## What you have to do
Report the count of lines that carry the string "watermark", and add nothing.

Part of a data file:
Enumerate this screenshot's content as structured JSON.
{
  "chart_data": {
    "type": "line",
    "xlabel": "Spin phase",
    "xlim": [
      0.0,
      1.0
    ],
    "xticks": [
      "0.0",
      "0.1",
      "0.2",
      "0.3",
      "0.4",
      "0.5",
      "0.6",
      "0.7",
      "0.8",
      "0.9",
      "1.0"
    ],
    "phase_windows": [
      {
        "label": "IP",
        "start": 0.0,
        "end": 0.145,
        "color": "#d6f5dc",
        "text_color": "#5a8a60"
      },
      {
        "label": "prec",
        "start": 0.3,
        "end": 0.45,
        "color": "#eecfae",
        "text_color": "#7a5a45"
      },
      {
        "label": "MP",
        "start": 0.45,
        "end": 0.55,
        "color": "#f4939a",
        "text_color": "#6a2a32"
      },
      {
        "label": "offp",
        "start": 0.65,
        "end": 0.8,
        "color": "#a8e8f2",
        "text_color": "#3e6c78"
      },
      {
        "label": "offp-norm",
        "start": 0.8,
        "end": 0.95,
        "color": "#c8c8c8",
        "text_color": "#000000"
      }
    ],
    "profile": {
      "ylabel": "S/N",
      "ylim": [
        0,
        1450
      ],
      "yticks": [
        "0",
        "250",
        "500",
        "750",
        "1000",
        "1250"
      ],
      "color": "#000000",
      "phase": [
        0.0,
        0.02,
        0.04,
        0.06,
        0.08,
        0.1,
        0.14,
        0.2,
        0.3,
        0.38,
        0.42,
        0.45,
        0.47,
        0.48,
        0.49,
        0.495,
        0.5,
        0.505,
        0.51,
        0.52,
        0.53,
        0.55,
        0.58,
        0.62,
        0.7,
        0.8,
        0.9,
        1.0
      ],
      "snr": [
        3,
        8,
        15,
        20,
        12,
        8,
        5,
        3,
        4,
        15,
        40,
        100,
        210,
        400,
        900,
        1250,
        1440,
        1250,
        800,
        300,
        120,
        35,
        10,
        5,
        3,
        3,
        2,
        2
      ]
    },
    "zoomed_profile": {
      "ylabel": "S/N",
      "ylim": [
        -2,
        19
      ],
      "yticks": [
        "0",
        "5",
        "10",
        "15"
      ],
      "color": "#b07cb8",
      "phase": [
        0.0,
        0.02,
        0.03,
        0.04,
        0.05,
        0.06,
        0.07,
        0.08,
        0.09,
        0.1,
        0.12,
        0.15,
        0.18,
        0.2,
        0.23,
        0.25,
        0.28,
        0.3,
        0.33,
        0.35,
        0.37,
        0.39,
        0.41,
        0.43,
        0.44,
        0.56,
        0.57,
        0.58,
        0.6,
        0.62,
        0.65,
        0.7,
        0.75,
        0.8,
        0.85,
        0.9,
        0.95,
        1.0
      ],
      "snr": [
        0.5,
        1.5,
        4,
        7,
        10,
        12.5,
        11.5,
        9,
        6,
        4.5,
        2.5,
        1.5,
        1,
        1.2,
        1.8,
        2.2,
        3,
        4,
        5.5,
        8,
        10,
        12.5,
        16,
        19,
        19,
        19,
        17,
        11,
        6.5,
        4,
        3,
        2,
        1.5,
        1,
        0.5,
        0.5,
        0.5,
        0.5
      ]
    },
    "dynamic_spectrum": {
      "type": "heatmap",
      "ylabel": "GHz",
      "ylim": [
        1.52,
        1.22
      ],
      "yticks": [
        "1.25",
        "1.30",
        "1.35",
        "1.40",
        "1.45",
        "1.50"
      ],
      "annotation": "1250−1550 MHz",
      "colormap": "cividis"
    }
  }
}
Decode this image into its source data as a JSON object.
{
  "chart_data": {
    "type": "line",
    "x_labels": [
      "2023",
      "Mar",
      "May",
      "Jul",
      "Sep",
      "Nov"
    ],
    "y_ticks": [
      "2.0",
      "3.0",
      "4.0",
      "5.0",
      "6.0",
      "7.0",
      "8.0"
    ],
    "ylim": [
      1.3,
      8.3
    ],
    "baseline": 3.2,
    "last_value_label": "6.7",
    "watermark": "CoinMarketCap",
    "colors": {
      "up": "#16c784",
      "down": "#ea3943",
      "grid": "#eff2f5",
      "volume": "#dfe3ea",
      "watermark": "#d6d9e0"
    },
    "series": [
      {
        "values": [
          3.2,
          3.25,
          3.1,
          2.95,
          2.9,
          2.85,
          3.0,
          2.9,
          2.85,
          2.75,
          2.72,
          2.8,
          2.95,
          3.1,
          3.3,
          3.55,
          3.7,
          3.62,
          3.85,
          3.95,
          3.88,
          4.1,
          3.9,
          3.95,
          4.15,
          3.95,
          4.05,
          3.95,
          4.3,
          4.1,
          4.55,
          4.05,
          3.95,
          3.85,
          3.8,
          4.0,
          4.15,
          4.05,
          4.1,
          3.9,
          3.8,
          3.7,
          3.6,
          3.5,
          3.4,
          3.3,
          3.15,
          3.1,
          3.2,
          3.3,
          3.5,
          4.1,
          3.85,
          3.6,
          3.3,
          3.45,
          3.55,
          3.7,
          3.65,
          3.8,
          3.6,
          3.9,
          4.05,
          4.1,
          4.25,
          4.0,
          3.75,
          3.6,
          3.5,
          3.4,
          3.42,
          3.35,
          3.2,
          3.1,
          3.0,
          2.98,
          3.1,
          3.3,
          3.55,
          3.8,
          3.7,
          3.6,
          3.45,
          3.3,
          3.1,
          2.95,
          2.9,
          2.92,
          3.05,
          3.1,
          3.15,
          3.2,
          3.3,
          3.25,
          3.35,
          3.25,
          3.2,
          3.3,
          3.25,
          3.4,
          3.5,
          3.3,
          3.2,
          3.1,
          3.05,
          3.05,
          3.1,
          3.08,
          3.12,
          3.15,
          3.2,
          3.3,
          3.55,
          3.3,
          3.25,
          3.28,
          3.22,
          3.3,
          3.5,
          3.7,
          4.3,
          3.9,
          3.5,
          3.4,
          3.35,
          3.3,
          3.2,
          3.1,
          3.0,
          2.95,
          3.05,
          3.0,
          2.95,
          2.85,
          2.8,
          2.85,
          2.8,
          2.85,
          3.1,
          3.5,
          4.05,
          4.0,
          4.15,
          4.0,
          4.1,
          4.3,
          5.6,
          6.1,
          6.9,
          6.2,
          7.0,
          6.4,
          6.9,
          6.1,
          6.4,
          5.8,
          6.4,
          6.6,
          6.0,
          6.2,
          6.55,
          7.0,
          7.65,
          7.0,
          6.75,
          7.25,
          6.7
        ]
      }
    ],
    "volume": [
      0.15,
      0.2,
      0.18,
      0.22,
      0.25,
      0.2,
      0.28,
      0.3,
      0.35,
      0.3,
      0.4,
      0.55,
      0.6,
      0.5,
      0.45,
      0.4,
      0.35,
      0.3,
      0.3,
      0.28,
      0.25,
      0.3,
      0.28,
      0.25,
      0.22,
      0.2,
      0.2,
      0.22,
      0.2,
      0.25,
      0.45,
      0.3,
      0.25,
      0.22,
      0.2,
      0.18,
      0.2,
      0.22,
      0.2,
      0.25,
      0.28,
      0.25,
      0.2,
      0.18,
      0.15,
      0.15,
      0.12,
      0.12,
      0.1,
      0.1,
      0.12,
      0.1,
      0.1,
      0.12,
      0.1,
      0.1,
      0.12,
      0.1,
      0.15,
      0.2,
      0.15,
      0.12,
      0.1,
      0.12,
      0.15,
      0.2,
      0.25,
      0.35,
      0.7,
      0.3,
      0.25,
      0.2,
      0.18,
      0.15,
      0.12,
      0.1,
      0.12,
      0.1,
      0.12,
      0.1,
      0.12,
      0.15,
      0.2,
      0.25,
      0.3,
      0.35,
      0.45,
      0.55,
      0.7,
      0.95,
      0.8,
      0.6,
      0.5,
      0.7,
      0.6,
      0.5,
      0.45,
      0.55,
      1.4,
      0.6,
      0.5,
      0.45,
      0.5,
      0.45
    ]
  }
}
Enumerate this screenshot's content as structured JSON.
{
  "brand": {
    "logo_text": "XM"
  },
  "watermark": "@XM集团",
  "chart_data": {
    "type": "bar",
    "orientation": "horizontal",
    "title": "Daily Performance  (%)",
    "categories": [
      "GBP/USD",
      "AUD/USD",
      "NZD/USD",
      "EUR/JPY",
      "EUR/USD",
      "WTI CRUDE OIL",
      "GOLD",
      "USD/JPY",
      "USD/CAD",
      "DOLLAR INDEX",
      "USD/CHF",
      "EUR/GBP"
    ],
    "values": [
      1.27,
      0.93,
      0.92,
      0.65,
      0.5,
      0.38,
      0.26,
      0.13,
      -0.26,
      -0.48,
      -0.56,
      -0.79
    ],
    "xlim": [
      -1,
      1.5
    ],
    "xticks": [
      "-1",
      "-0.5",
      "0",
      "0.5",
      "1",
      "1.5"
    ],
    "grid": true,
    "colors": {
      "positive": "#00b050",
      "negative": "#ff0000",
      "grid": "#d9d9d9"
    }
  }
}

## Right answer
3